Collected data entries
################

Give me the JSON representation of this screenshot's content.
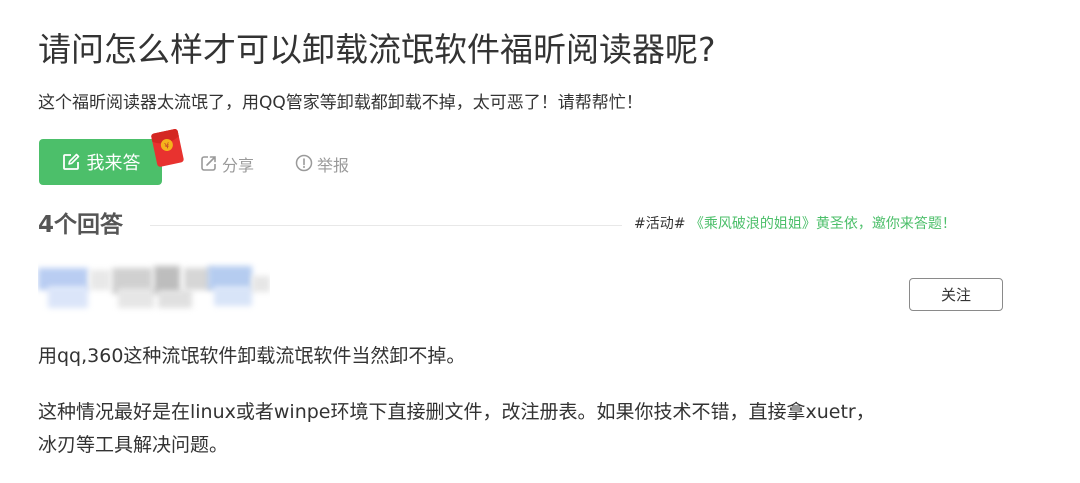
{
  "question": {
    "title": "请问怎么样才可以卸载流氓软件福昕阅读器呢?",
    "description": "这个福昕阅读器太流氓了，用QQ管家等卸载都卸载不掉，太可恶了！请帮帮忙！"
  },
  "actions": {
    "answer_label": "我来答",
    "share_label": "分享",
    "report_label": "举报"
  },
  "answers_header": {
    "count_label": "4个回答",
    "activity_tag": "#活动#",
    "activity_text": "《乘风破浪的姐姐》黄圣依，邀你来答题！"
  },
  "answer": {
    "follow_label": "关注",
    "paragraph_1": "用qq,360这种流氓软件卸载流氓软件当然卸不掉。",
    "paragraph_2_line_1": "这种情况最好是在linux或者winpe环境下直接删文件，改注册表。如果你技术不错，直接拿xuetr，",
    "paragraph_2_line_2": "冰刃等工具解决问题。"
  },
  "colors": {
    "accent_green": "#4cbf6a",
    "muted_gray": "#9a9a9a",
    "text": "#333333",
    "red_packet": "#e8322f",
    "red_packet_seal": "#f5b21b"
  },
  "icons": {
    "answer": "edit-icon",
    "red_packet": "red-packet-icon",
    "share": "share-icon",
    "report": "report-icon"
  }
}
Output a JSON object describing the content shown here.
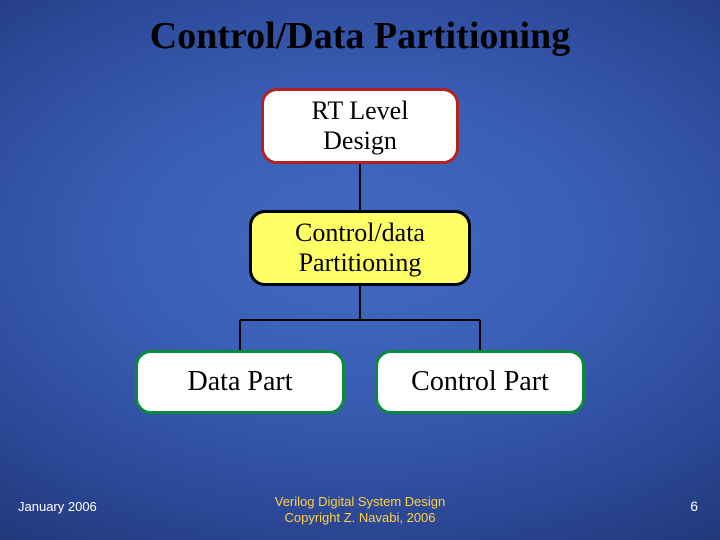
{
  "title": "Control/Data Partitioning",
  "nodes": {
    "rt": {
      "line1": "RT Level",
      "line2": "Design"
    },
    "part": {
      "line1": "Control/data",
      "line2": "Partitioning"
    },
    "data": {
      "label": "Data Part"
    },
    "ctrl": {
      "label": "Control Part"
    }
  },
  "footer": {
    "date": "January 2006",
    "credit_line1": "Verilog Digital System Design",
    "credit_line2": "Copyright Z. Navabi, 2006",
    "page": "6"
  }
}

################

EXERCISE BRIEF
Copy every line above that includes the string "title".

SOLVED PROBLEM
    "title": "请问怎么样才可以卸载流氓软件福昕阅读器呢?",
  "title": "Control/Data Partitioning",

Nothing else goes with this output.